**СПИСОК ЗАДАНИЙ:**
A – Сколько изданий «Истории» вышло с 1818 по 1915 год, согласно тексту о Карамзине?
B – Согласуются ли с текстом о Карамзине утверждения: (i) Рылеев называл Карамзина «Наш Ливий»; (ii) в 1964 году вышли «Избранные сочинения» Карамзина в двух томах; (iii) журнал «Русская старина» продолжал выходить после Октябрьской революции? Ответьте на каждое «да» или «нет» и приведите решающие слова текста.

**ТЕКСТ ДОКУМЕНТА:**
====

Опубликовано: 02.12.2006 13:16:13
Обновлено: 02.12.2006 13:16:13 |
Ульяновский литературно-краеведческий журнал «Мономах» |
Редакция журнала «Мономах» |
«Бессмертный труд», как говорил А.С. Пушкин, который «наша словесность с гордостью может выставить перед Европой», – по существу, открывал Золотой век нашей литературы.
И.И. Дмитриев (1818 г.): «История нашего любезного историографа у всех на руках и на устах: у просвещенных и профанов, у словесников и словесных, а у автора уже нет ни одного экземпляра. Примерное торжество русского умоделия».
М.М. Сперанский: «История сия ставит Карамзина наряду с первейшими писателями в Европе; скажу даже, что я ничего не знаю ни на английском, ни на французском языке превосходнее... История его есть монумент, воздвигнутый в честь нашего века, нашей словесности».
Рылеев называл Карамзина «Наш Тацит», Языков – «Наш Ливий». Тот необыкновенный интерес, о котором свидетельствуют многочисленные отзывы современников, позднее принял более спокойные формы, но спрос на «Историю» в течение многих лет побуждал и оправдывал новые издания. Их было 13 – за неполных 100 лет (1818-1915). Последнее издание вышло в 1915 году.
Октябрьская революция объявила войну «старому миру». Отсюда – резкое неприятие новой властью всей дореволюционной истории. «Настоящая история нашей страны начинается с семнадцатого года», – провозглашал зам. наркома просвещения М.Н. Покровский, видный историк-марксист, один из тех, кто формировал политику большевиков в области культуры и просвещения.
В первые же послеоктябрьские дни были закрыты широко известные журналы «Исторический вестник», «Русский архив», «Русская старина». 1917 год стал началом нового отсчета – теперь уже забвения Карамзина. Трудно сегодня это представить, но в течение почти полувека после революции не было издано ни одной его книги. Ни одной! Первый прорыв к карамзинским произведениям стал возможным только в пору послесталинской оттепели. В 1964 году были изданы «Избранные сочинения» в 2-х томах. В предисловии сообщалось: «из обширного наследия внимание науки привлечено лишь к художественному творчеству 1790-х годов. Исключается критика, публицистика и «История государства Российского».

====

**ИСХОДНЫЕ ДАННЫЕ:**
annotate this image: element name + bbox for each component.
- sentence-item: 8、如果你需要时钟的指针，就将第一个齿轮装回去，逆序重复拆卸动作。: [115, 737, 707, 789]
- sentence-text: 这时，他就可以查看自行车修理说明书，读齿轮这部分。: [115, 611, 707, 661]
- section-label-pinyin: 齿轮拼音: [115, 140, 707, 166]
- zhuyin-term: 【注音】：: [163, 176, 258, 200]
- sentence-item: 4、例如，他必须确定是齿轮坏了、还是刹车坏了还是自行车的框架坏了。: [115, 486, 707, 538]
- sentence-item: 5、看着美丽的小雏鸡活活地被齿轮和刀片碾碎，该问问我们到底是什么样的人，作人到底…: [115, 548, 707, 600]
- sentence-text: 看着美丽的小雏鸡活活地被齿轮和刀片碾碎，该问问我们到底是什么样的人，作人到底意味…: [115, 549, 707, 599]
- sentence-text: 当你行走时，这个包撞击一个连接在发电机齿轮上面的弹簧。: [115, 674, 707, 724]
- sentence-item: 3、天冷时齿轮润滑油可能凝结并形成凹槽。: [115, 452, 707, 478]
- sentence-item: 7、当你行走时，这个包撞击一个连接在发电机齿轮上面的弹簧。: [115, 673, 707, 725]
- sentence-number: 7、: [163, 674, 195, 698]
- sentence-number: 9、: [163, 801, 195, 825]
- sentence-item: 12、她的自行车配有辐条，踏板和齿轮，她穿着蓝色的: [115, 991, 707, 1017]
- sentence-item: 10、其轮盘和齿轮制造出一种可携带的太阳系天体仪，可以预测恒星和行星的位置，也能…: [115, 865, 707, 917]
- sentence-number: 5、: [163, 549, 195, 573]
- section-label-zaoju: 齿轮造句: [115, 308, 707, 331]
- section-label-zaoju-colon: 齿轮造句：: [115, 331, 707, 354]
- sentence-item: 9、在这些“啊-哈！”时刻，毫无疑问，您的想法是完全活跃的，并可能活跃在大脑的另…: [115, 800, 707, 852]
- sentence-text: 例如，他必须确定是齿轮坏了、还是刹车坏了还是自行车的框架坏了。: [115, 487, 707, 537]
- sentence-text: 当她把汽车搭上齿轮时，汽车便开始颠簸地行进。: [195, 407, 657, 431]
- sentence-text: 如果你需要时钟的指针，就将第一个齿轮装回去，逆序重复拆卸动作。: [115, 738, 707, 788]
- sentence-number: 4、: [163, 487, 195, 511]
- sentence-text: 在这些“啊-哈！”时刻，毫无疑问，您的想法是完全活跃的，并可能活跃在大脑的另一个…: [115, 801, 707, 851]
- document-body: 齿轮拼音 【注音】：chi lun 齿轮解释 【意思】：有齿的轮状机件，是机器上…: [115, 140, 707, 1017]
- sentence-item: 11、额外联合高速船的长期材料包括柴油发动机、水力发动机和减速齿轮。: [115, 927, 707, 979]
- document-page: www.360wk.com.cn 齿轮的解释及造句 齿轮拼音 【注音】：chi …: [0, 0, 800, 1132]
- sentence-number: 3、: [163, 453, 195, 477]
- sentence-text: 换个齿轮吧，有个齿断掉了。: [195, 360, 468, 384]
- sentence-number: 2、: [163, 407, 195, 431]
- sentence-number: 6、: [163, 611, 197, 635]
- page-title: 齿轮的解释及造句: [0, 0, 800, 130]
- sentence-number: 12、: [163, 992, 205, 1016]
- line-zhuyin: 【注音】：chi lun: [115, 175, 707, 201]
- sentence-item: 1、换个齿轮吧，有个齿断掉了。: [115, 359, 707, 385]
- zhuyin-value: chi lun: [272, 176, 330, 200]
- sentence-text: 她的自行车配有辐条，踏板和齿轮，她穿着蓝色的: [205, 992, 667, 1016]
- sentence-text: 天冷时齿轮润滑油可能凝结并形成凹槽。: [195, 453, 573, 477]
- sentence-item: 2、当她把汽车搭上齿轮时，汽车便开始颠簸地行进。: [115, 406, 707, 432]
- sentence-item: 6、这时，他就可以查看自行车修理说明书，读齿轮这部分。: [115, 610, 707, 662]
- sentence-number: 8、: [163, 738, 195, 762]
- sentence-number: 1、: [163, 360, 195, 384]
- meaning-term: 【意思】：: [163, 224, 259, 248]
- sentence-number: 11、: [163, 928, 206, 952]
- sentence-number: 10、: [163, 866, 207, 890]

====

**ОТВЕТЫ К ЗАДАНИЯМ:**
A – 13 изданий.

B –
(i) Нет: «Рылеев называл Карамзина «Наш Тацит», Языков – «Наш Ливий».»
(ii) Да: «В 1964 году были изданы «Избранные сочинения» в 2-х томах.»
(iii) Нет: «В первые же послеоктябрьские дни были закрыты широко известные журналы «Исторический вестник», «Русский архив», «Русская старина».»